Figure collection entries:

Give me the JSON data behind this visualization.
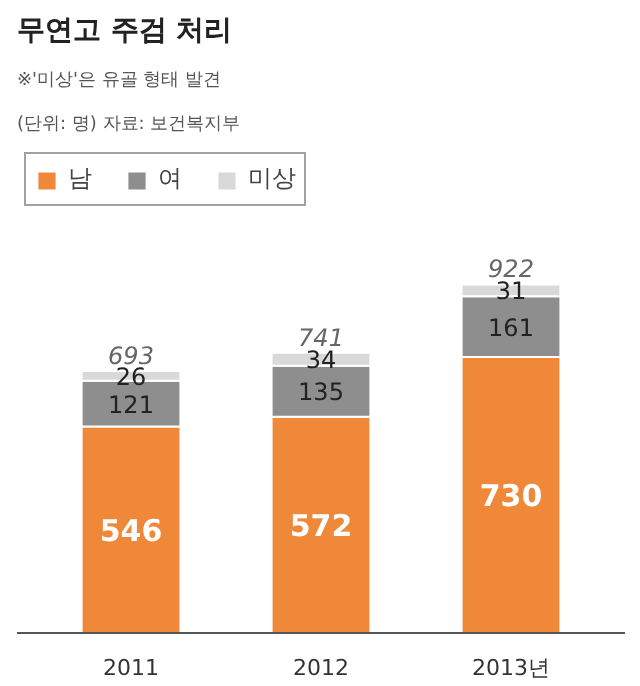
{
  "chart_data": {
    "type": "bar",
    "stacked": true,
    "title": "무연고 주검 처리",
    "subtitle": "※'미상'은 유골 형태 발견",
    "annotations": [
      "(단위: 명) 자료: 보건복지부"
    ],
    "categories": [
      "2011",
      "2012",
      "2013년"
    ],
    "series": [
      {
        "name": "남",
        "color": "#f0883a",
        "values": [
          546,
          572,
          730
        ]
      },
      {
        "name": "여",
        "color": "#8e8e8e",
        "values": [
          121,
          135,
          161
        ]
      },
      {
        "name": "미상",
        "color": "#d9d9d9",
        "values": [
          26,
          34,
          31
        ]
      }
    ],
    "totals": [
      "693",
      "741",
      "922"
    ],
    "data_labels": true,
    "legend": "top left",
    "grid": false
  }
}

---

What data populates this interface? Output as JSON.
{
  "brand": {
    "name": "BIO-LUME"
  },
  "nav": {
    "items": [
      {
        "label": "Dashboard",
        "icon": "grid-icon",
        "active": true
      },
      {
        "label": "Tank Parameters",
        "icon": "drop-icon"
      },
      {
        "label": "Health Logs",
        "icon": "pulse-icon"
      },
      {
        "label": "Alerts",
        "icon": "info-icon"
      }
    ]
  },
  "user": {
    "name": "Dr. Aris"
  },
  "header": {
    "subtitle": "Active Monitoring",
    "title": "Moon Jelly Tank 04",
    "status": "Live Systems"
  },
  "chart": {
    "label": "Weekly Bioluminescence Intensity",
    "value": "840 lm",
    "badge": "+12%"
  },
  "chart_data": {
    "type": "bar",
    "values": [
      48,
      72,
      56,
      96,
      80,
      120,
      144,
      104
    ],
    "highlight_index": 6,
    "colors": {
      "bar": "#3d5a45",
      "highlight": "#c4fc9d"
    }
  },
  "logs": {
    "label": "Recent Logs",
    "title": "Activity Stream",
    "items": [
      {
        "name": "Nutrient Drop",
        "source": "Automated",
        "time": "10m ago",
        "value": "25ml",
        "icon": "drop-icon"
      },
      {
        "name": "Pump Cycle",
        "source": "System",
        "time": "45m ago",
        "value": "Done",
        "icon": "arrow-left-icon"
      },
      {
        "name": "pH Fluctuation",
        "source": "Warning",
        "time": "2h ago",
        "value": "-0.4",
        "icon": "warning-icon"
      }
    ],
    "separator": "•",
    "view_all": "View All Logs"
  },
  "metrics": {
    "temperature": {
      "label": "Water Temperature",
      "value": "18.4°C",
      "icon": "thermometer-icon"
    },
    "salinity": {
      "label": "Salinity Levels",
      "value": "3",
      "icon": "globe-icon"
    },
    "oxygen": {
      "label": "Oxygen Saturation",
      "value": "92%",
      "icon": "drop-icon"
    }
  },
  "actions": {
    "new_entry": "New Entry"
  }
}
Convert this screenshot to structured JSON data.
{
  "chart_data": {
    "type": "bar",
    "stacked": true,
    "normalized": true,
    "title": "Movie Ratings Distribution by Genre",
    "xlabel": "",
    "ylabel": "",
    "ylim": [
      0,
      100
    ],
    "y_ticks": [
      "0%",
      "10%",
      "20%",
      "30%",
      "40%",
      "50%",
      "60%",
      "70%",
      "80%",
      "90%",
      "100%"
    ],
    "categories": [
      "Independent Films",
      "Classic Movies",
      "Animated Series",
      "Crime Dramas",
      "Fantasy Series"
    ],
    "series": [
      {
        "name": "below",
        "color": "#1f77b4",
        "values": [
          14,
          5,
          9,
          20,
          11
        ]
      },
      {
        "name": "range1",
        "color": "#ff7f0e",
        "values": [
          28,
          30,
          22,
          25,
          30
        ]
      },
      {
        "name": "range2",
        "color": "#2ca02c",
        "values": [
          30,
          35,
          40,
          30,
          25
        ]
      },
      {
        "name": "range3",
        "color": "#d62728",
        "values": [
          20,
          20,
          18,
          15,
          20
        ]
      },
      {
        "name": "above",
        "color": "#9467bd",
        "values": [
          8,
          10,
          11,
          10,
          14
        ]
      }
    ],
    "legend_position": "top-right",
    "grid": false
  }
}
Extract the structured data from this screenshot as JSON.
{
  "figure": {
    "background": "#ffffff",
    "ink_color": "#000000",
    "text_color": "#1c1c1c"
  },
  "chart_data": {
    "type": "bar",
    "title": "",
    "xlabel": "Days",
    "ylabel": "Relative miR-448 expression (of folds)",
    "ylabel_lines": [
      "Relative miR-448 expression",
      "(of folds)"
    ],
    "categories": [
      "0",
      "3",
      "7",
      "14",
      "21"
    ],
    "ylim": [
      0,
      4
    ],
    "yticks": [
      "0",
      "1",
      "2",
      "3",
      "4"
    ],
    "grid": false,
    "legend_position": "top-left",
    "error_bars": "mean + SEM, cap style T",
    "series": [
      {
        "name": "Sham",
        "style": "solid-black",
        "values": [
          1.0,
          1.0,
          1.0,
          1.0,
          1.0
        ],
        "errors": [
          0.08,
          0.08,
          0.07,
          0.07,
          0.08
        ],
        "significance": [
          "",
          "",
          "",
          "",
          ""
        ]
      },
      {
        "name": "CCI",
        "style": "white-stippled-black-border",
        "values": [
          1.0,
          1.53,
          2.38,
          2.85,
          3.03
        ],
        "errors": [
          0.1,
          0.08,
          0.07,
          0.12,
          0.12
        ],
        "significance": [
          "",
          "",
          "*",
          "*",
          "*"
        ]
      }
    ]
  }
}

- [Objective]:
Compute the number of lines above that contain the string "JSON". Reply with that value only.

- [Output for this task]:
4